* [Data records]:
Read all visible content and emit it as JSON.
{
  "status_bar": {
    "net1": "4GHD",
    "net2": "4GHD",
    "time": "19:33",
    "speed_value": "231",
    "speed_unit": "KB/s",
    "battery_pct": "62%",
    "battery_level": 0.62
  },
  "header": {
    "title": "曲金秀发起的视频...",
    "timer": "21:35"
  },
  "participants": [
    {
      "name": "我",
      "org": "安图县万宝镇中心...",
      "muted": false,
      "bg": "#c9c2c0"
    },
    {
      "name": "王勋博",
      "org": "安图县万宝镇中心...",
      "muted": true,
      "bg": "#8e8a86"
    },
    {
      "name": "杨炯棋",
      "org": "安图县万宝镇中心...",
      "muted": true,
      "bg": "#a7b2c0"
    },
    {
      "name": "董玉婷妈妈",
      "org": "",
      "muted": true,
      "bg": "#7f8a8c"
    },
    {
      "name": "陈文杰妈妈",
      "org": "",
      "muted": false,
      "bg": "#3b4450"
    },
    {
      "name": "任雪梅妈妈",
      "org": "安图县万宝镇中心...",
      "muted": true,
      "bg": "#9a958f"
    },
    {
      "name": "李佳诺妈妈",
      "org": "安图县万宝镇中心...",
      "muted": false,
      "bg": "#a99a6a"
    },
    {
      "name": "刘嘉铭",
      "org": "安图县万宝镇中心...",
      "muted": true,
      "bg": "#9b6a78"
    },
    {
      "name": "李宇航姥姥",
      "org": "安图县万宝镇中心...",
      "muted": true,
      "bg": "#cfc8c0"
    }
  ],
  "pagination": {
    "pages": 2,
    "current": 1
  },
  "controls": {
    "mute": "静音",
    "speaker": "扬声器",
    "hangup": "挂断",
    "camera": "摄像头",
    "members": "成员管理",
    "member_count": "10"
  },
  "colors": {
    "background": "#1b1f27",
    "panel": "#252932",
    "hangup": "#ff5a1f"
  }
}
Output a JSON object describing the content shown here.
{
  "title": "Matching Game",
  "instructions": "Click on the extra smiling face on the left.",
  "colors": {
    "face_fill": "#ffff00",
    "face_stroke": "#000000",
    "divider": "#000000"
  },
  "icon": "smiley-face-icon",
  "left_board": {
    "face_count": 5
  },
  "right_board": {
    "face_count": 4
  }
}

* [Objective]: Print every record exactly as it was given.

* [Completed exercise]:
Read all visible content and emit it as JSON.
{
  "status_bar": {
    "net1": "4GHD",
    "net2": "4GHD",
    "time": "19:33",
    "speed_value": "231",
    "speed_unit": "KB/s",
    "battery_pct": "62%",
    "battery_level": 0.62
  },
  "header": {
    "title": "曲金秀发起的视频...",
    "timer": "21:35"
  },
  "participants": [
    {
      "name": "我",
      "org": "安图县万宝镇中心...",
      "muted": false,
      "bg": "#c9c2c0"
    },
    {
      "name": "王勋博",
      "org": "安图县万宝镇中心...",
      "muted": true,
      "bg": "#8e8a86"
    },
    {
      "name": "杨炯棋",
      "org": "安图县万宝镇中心...",
      "muted": true,
      "bg": "#a7b2c0"
    },
    {
      "name": "董玉婷妈妈",
      "org": "",
      "muted": true,
      "bg": "#7f8a8c"
    },
    {
      "name": "陈文杰妈妈",
      "org": "",
      "muted": false,
      "bg": "#3b4450"
    },
    {
      "name": "任雪梅妈妈",
      "org": "安图县万宝镇中心...",
      "muted": true,
      "bg": "#9a958f"
    },
    {
      "name": "李佳诺妈妈",
      "org": "安图县万宝镇中心...",
      "muted": false,
      "bg": "#a99a6a"
    },
    {
      "name": "刘嘉铭",
      "org": "安图县万宝镇中心...",
      "muted": true,
      "bg": "#9b6a78"
    },
    {
      "name": "李宇航姥姥",
      "org": "安图县万宝镇中心...",
      "muted": true,
      "bg": "#cfc8c0"
    }
  ],
  "pagination": {
    "pages": 2,
    "current": 1
  },
  "controls": {
    "mute": "静音",
    "speaker": "扬声器",
    "hangup": "挂断",
    "camera": "摄像头",
    "members": "成员管理",
    "member_count": "10"
  },
  "colors": {
    "background": "#1b1f27",
    "panel": "#252932",
    "hangup": "#ff5a1f"
  }
}
Output a JSON object describing the content shown here.
{
  "title": "Matching Game",
  "instructions": "Click on the extra smiling face on the left.",
  "colors": {
    "face_fill": "#ffff00",
    "face_stroke": "#000000",
    "divider": "#000000"
  },
  "icon": "smiley-face-icon",
  "left_board": {
    "face_count": 5
  },
  "right_board": {
    "face_count": 4
  }
}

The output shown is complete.